Aim | Pick out every line of the records below that contains the string "elements", and copy each one. Case counts.

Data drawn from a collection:
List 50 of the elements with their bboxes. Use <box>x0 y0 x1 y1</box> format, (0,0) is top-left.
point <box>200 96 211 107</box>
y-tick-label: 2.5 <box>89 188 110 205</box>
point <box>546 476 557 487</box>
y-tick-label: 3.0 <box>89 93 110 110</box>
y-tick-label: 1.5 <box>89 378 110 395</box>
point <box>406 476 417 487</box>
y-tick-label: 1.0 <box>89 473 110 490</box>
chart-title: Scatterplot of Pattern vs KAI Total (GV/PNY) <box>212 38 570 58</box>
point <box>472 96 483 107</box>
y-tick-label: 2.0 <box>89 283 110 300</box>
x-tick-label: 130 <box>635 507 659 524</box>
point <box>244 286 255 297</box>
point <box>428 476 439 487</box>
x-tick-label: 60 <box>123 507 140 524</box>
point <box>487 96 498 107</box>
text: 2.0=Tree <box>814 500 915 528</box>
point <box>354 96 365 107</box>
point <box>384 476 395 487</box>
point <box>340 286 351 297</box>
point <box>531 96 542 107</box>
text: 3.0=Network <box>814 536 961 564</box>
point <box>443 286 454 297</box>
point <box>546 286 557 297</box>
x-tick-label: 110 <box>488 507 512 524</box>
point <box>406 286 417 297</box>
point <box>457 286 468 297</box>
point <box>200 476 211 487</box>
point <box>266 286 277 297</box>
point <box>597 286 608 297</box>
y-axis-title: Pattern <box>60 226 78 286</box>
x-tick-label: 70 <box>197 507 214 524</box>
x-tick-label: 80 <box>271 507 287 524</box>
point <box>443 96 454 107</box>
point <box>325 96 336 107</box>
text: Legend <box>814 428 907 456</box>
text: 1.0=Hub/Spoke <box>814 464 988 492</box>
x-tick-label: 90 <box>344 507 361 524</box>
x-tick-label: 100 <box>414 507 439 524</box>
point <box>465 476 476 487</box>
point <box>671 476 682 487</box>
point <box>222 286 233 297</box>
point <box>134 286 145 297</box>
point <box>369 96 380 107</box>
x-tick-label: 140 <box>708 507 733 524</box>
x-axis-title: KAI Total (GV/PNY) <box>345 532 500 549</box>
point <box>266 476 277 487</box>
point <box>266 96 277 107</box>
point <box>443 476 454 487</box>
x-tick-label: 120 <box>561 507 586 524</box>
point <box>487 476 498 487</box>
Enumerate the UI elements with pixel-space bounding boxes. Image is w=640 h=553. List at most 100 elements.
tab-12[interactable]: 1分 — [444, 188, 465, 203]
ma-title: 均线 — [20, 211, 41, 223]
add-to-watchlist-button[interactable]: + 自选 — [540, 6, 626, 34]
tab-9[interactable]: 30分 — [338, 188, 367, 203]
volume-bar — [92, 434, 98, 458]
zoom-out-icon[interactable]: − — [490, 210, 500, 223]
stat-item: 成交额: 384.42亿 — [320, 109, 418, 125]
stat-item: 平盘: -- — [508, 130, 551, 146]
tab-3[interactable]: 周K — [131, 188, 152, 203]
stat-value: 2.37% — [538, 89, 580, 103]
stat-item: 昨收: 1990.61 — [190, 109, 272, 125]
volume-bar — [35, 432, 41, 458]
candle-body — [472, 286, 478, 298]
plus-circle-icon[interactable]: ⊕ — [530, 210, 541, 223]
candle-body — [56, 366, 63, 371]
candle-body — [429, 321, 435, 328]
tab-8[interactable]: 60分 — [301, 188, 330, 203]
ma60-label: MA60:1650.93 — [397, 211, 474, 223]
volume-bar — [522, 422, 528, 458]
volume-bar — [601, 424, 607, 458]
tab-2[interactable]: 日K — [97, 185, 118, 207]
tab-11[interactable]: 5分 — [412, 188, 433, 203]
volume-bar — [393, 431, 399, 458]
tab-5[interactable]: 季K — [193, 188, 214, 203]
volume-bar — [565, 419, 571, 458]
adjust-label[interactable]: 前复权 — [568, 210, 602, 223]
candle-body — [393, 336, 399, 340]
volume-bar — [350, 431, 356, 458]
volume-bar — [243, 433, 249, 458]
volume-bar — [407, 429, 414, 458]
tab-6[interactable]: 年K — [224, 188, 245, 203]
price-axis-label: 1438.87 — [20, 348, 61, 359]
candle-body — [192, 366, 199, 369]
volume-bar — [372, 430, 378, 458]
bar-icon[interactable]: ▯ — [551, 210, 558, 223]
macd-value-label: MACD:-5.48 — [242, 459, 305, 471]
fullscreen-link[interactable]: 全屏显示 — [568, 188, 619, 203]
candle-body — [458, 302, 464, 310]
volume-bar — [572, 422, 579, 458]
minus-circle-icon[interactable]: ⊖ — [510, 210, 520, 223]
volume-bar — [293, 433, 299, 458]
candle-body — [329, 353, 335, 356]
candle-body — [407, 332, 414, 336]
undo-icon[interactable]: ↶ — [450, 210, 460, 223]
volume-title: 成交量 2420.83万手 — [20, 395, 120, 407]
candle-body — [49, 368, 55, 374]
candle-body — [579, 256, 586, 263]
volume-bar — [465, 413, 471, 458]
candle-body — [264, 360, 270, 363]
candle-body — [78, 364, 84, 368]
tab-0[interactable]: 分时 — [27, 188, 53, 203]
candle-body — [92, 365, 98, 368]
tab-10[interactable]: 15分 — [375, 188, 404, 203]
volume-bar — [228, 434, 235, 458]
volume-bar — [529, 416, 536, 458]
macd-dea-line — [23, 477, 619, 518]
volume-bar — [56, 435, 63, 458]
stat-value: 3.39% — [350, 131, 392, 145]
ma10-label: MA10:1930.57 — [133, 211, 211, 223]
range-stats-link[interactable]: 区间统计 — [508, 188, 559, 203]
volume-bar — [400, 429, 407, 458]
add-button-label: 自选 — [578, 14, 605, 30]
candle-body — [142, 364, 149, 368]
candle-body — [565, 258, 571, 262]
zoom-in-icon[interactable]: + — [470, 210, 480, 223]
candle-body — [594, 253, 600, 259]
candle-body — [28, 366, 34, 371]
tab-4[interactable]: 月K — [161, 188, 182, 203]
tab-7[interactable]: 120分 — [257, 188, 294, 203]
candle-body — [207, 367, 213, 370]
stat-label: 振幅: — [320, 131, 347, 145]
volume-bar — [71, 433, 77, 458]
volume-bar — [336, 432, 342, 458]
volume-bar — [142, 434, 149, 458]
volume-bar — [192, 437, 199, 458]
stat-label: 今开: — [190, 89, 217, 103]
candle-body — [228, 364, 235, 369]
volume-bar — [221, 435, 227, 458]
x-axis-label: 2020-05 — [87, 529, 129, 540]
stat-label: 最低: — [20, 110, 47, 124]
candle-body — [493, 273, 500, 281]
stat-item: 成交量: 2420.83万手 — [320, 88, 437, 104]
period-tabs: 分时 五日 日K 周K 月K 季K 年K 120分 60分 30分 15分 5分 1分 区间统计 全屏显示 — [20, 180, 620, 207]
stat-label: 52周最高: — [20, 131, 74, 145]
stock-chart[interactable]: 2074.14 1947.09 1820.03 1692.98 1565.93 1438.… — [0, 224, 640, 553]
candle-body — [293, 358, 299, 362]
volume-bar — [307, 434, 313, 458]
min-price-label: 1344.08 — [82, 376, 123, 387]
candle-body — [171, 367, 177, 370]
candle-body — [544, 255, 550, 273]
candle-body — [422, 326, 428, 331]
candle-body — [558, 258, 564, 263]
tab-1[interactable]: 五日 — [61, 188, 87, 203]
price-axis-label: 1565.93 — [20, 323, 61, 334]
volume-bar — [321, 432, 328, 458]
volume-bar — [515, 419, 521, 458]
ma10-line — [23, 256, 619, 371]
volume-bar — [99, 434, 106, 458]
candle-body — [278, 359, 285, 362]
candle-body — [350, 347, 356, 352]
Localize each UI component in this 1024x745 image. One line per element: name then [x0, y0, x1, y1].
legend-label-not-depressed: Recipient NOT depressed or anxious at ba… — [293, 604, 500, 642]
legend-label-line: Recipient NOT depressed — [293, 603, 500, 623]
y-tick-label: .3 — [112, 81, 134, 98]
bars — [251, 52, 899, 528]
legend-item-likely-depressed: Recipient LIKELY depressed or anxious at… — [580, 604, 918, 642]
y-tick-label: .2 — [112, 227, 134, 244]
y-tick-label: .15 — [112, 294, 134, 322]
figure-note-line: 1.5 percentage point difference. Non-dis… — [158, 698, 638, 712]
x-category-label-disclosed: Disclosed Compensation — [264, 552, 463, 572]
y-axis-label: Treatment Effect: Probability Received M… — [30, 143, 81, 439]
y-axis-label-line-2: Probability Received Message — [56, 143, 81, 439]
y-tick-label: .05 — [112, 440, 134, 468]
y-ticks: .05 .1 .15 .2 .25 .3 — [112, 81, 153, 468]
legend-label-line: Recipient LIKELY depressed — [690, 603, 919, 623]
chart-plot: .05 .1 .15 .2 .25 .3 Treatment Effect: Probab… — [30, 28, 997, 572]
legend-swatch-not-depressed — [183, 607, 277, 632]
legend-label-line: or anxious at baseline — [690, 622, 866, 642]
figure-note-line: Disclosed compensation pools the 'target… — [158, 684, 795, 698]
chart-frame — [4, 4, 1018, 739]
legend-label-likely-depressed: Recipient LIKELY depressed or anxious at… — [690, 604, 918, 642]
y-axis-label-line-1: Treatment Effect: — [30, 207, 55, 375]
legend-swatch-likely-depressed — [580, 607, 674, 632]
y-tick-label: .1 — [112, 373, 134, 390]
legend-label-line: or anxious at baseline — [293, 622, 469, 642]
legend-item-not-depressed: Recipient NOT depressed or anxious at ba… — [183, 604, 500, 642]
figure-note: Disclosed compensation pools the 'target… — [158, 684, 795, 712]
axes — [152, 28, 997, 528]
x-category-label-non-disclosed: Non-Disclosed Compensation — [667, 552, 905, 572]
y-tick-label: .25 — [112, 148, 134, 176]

Answer for this exercise |
List 50 of the elements with their bboxes. Use <box>x0 y0 x1 y1</box> format, (0,0) is top-left.
Enumerate the UI elements with pixel-space bounding boxes. Image is w=640 h=553. List at most 100 elements.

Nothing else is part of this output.